» **Data entries**:
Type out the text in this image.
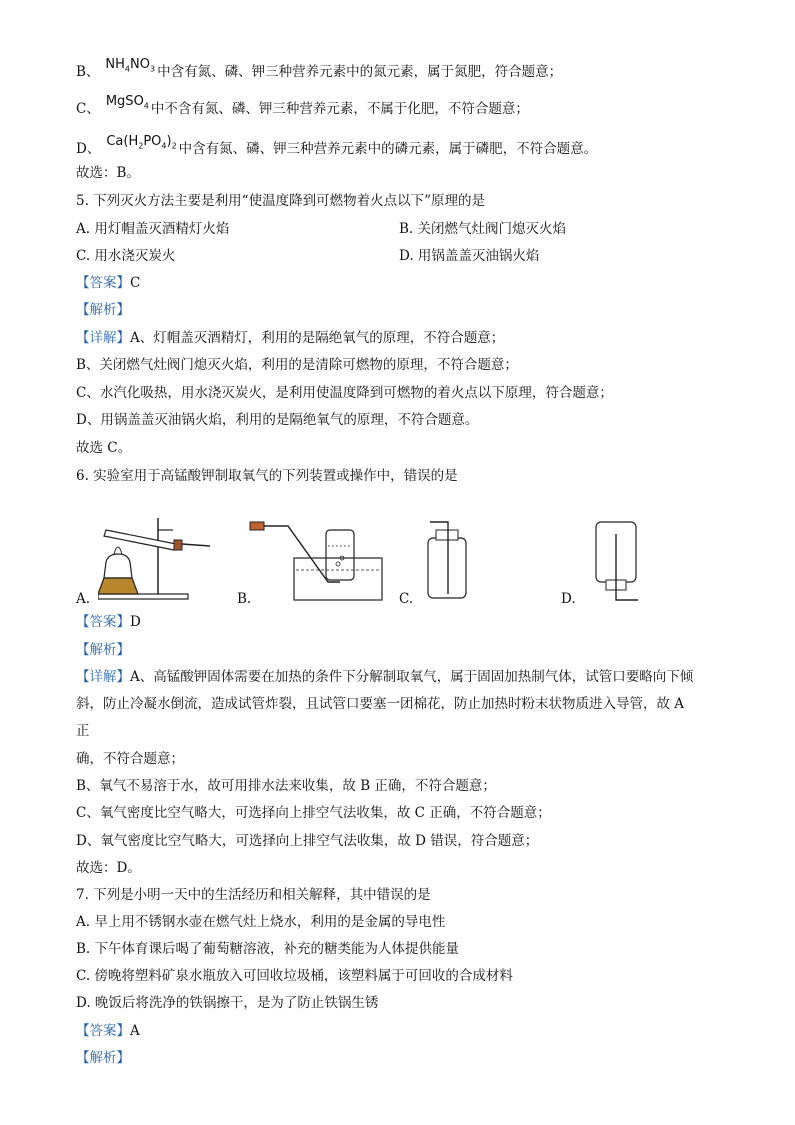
B、 $NH_4NO_3$ 中含有氮、磷、钾三种营养元素中的氮元素，属于氮肥，符合题意；
C、 MgSO$_4$ 中不含有氮、磷、钾三种营养元素，不属于化肥，不符合题意；
D、 $Ca(H_2PO_4)_2$ 中含有氮、磷、钾三种营养元素中的磷元素，属于磷肥，不符合题意。
故选：B。
5. 下列灭火方法主要是利用“使温度降到可燃物着火点以下”原理的是
A. 用灯帽盖灭酒精灯火焰	B. 关闭燃气灶阀门熄灭火焰
C. 用水浇灭炭火	D. 用锅盖盖灭油锅火焰
【答案】C
【解析】
【详解】A、灯帽盖灭酒精灯，利用的是隔绝氧气的原理，不符合题意；
B、关闭燃气灶阀门熄灭火焰，利用的是清除可燃物的原理，不符合题意；
C、水汽化吸热，用水浇灭炭火，是利用使温度降到可燃物的着火点以下原理，符合题意；
D、用锅盖盖灭油锅火焰，利用的是隔绝氧气的原理，不符合题意。
故选 C。
6. 实验室用于高锰酸钾制取氧气的下列装置或操作中，错误的是
A.	B.	C.	D.
【答案】D
【解析】
【详解】A、高锰酸钾固体需要在加热的条件下分解制取氧气，属于固固加热制气体，试管口要略向下倾
斜，防止冷凝水倒流，造成试管炸裂，且试管口要塞一团棉花，防止加热时粉末状物质进入导管，故 A
正
确，不符合题意；
B、氧气不易溶于水，故可用排水法来收集，故 B 正确，不符合题意；
C、氧气密度比空气略大，可选择向上排空气法收集，故 C 正确，不符合题意；
D、氧气密度比空气略大，可选择向上排空气法收集，故 D 错误，符合题意；
故选：D。
7. 下列是小明一天中的生活经历和相关解释，其中错误的是
A. 早上用不锈钢水壶在燃气灶上烧水，利用的是金属的导电性
B. 下午体育课后喝了葡萄糖溶液，补充的糖类能为人体提供能量
C. 傍晚将塑料矿泉水瓶放入可回收垃圾桶，该塑料属于可回收的合成材料
D. 晚饭后将洗净的铁锅擦干，是为了防止铁锅生锈
【答案】A
【解析】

» **Task brief**: Copy all lines from the material that include "关闭燃气灶阀门熄灭火焰".

» **Result of this exercise**:
A. 用灯帽盖灭酒精灯火焰	B. 关闭燃气灶阀门熄灭火焰
B、关闭燃气灶阀门熄灭火焰，利用的是清除可燃物的原理，不符合题意；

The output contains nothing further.